- **TASK BRIEF**
Repeat the listing below in full, exactly as it stands.

[start DATA EXCERPTS]

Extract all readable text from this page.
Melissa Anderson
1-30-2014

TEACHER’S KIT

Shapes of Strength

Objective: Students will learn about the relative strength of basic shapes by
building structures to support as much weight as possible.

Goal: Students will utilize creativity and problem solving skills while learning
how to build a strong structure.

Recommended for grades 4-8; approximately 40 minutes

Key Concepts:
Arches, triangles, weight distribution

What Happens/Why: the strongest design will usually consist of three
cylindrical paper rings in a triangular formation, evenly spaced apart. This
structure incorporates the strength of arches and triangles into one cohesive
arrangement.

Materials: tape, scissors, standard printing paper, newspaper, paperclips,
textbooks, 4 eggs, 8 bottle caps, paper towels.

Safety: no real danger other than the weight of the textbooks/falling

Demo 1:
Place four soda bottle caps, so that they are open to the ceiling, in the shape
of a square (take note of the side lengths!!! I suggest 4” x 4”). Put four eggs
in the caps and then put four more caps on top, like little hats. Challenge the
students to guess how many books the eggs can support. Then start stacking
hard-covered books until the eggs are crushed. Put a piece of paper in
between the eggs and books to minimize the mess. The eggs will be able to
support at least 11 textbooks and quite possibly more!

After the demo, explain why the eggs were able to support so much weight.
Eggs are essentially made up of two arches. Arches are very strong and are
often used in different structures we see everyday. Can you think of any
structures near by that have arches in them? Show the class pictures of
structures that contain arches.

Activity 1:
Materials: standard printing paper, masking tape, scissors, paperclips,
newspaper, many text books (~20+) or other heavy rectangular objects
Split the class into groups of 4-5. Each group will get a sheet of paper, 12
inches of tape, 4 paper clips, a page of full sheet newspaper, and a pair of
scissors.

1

[end DATA EXCERPTS]

- **OUTPUT OF THE TASK**
Extract all readable text from this page.
Melissa Anderson
1-30-2014

TEACHER’S KIT

Shapes of Strength

Objective: Students will learn about the relative strength of basic shapes by
building structures to support as much weight as possible.

Goal: Students will utilize creativity and problem solving skills while learning
how to build a strong structure.

Recommended for grades 4-8; approximately 40 minutes

Key Concepts:
Arches, triangles, weight distribution

What Happens/Why: the strongest design will usually consist of three
cylindrical paper rings in a triangular formation, evenly spaced apart. This
structure incorporates the strength of arches and triangles into one cohesive
arrangement.

Materials: tape, scissors, standard printing paper, newspaper, paperclips,
textbooks, 4 eggs, 8 bottle caps, paper towels.

Safety: no real danger other than the weight of the textbooks/falling

Demo 1:
Place four soda bottle caps, so that they are open to the ceiling, in the shape
of a square (take note of the side lengths!!! I suggest 4” x 4”). Put four eggs
in the caps and then put four more caps on top, like little hats. Challenge the
students to guess how many books the eggs can support. Then start stacking
hard-covered books until the eggs are crushed. Put a piece of paper in
between the eggs and books to minimize the mess. The eggs will be able to
support at least 11 textbooks and quite possibly more!

After the demo, explain why the eggs were able to support so much weight.
Eggs are essentially made up of two arches. Arches are very strong and are
often used in different structures we see everyday. Can you think of any
structures near by that have arches in them? Show the class pictures of
structures that contain arches.

Activity 1:
Materials: standard printing paper, masking tape, scissors, paperclips,
newspaper, many text books (~20+) or other heavy rectangular objects
Split the class into groups of 4-5. Each group will get a sheet of paper, 12
inches of tape, 4 paper clips, a page of full sheet newspaper, and a pair of
scissors.

1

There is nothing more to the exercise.